_Given exercise_
Return each line of the records with nothing changed, pictures excepted.

+--

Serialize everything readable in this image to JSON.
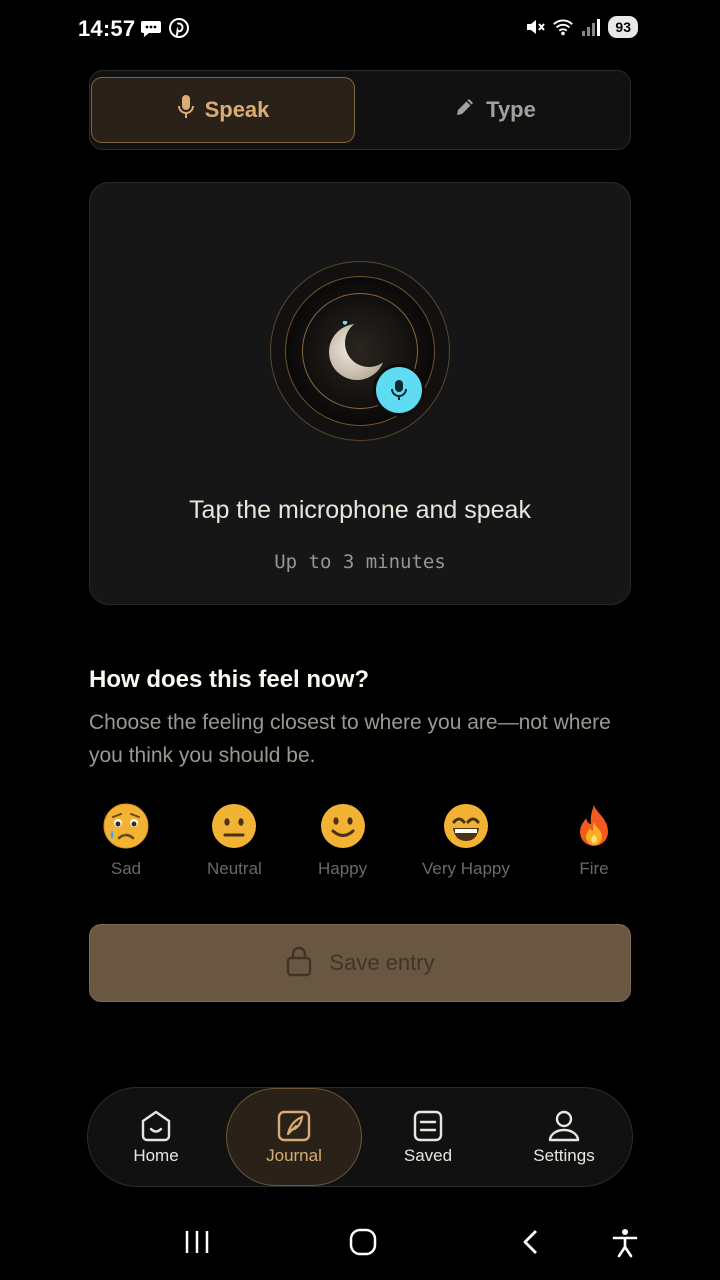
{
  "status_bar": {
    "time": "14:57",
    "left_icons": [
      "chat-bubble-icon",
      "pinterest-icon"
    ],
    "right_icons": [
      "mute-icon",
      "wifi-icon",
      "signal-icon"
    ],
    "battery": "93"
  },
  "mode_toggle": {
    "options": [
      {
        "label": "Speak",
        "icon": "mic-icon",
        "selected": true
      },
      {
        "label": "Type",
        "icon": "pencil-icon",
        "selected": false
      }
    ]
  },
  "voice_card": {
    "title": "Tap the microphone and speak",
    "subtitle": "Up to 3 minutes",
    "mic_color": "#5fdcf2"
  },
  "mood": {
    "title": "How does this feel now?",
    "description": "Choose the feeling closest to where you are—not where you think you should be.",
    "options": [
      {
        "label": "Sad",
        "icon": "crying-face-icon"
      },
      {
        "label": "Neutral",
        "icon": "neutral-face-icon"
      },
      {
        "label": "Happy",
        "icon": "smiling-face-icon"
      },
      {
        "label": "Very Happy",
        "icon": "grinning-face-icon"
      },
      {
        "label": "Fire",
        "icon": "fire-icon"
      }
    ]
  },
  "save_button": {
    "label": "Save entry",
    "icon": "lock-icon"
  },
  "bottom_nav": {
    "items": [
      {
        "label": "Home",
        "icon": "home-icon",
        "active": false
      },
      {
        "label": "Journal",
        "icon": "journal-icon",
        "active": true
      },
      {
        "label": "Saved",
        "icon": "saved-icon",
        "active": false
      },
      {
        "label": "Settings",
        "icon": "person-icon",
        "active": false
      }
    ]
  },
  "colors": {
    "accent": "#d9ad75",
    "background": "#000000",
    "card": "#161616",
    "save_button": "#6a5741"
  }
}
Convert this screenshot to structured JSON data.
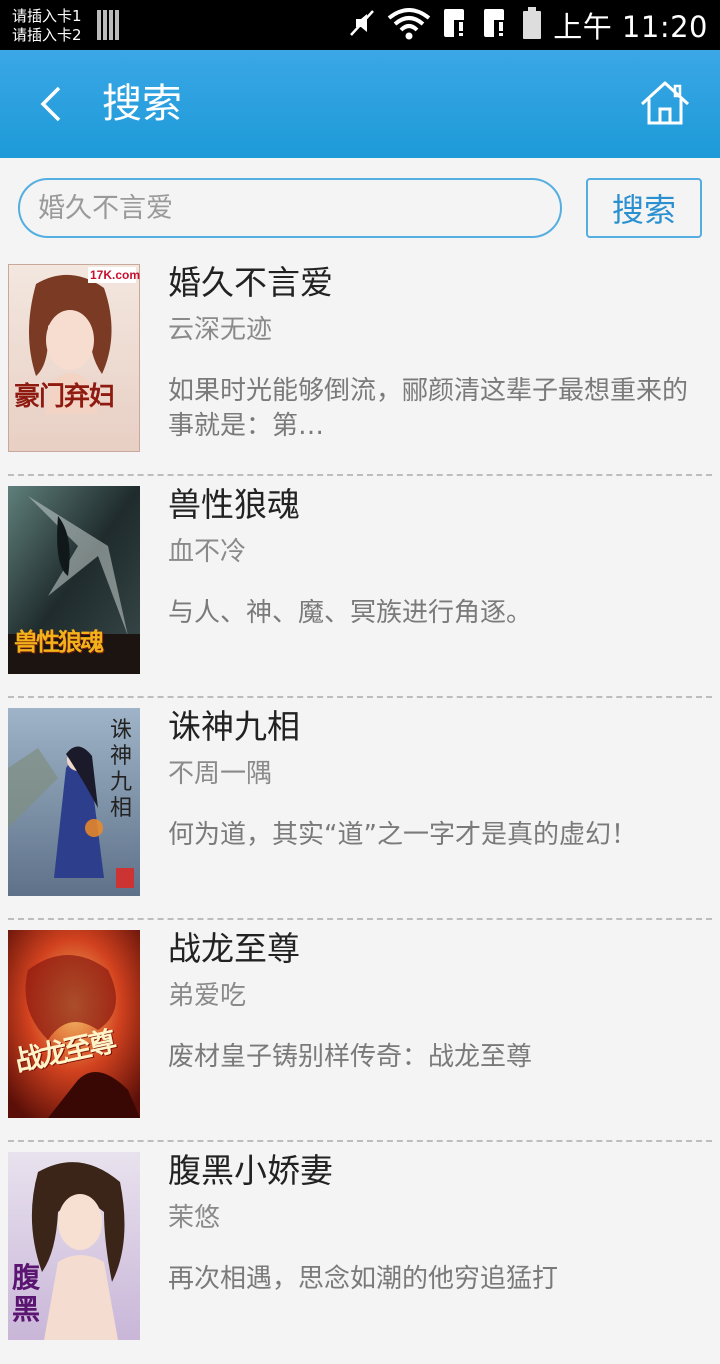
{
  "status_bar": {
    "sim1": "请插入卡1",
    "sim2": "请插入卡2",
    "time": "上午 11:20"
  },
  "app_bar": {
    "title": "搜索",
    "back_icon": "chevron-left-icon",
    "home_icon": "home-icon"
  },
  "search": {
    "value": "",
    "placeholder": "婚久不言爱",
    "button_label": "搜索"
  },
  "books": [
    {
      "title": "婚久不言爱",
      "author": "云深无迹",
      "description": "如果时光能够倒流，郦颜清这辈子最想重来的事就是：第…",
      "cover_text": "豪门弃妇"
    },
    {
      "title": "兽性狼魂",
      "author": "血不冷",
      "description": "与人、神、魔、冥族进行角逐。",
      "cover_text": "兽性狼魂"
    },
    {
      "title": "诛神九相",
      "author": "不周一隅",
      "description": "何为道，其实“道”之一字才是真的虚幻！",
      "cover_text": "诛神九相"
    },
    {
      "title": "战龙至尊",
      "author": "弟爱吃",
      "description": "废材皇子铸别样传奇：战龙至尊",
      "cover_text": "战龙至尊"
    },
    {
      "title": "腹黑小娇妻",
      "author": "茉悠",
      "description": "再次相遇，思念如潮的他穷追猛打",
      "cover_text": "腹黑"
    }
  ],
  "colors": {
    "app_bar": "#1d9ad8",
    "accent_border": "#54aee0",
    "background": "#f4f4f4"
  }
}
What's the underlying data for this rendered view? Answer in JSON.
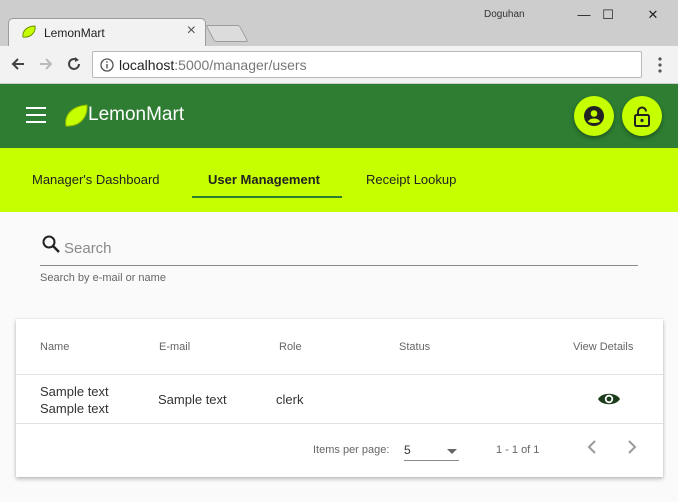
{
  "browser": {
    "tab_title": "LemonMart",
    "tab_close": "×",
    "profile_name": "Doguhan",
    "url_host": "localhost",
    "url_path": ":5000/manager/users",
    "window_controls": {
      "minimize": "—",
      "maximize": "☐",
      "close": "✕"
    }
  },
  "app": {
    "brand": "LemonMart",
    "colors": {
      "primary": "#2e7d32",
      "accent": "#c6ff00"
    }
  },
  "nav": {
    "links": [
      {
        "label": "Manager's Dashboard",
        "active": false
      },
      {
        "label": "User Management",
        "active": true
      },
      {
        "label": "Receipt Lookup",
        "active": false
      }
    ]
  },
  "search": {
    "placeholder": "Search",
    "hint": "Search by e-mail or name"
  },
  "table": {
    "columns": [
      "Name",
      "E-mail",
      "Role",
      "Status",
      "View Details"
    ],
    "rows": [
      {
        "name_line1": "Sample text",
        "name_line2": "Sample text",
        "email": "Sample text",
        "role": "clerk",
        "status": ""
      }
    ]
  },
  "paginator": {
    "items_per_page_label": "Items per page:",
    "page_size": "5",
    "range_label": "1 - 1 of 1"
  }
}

+--

_Answer to this exercise_
Serialize everything readable in this image to JSON.
{
  "status_bar": {
    "time": "14:57",
    "left_icons": [
      "chat-bubble-icon",
      "pinterest-icon"
    ],
    "right_icons": [
      "mute-icon",
      "wifi-icon",
      "signal-icon"
    ],
    "battery": "93"
  },
  "mode_toggle": {
    "options": [
      {
        "label": "Speak",
        "icon": "mic-icon",
        "selected": true
      },
      {
        "label": "Type",
        "icon": "pencil-icon",
        "selected": false
      }
    ]
  },
  "voice_card": {
    "title": "Tap the microphone and speak",
    "subtitle": "Up to 3 minutes",
    "mic_color": "#5fdcf2"
  },
  "mood": {
    "title": "How does this feel now?",
    "description": "Choose the feeling closest to where you are—not where you think you should be.",
    "options": [
      {
        "label": "Sad",
        "icon": "crying-face-icon"
      },
      {
        "label": "Neutral",
        "icon": "neutral-face-icon"
      },
      {
        "label": "Happy",
        "icon": "smiling-face-icon"
      },
      {
        "label": "Very Happy",
        "icon": "grinning-face-icon"
      },
      {
        "label": "Fire",
        "icon": "fire-icon"
      }
    ]
  },
  "save_button": {
    "label": "Save entry",
    "icon": "lock-icon"
  },
  "bottom_nav": {
    "items": [
      {
        "label": "Home",
        "icon": "home-icon",
        "active": false
      },
      {
        "label": "Journal",
        "icon": "journal-icon",
        "active": true
      },
      {
        "label": "Saved",
        "icon": "saved-icon",
        "active": false
      },
      {
        "label": "Settings",
        "icon": "person-icon",
        "active": false
      }
    ]
  },
  "colors": {
    "accent": "#d9ad75",
    "background": "#000000",
    "card": "#161616",
    "save_button": "#6a5741"
  }
}
Convert this screenshot to structured JSON data.
{
  "status_bar": {
    "sim1": "请插入卡1",
    "sim2": "请插入卡2",
    "time": "上午 11:20"
  },
  "app_bar": {
    "title": "搜索",
    "back_icon": "chevron-left-icon",
    "home_icon": "home-icon"
  },
  "search": {
    "value": "",
    "placeholder": "婚久不言爱",
    "button_label": "搜索"
  },
  "books": [
    {
      "title": "婚久不言爱",
      "author": "云深无迹",
      "description": "如果时光能够倒流，郦颜清这辈子最想重来的事就是：第…",
      "cover_text": "豪门弃妇"
    },
    {
      "title": "兽性狼魂",
      "author": "血不冷",
      "description": "与人、神、魔、冥族进行角逐。",
      "cover_text": "兽性狼魂"
    },
    {
      "title": "诛神九相",
      "author": "不周一隅",
      "description": "何为道，其实“道”之一字才是真的虚幻！",
      "cover_text": "诛神九相"
    },
    {
      "title": "战龙至尊",
      "author": "弟爱吃",
      "description": "废材皇子铸别样传奇：战龙至尊",
      "cover_text": "战龙至尊"
    },
    {
      "title": "腹黑小娇妻",
      "author": "茉悠",
      "description": "再次相遇，思念如潮的他穷追猛打",
      "cover_text": "腹黑"
    }
  ],
  "colors": {
    "app_bar": "#1d9ad8",
    "accent_border": "#54aee0",
    "background": "#f4f4f4"
  }
}
What's the underlying data for this rendered view? Answer in JSON.
{
  "browser": {
    "tab_title": "LemonMart",
    "tab_close": "×",
    "profile_name": "Doguhan",
    "url_host": "localhost",
    "url_path": ":5000/manager/users",
    "window_controls": {
      "minimize": "—",
      "maximize": "☐",
      "close": "✕"
    }
  },
  "app": {
    "brand": "LemonMart",
    "colors": {
      "primary": "#2e7d32",
      "accent": "#c6ff00"
    }
  },
  "nav": {
    "links": [
      {
        "label": "Manager's Dashboard",
        "active": false
      },
      {
        "label": "User Management",
        "active": true
      },
      {
        "label": "Receipt Lookup",
        "active": false
      }
    ]
  },
  "search": {
    "placeholder": "Search",
    "hint": "Search by e-mail or name"
  },
  "table": {
    "columns": [
      "Name",
      "E-mail",
      "Role",
      "Status",
      "View Details"
    ],
    "rows": [
      {
        "name_line1": "Sample text",
        "name_line2": "Sample text",
        "email": "Sample text",
        "role": "clerk",
        "status": ""
      }
    ]
  },
  "paginator": {
    "items_per_page_label": "Items per page:",
    "page_size": "5",
    "range_label": "1 - 1 of 1"
  }
}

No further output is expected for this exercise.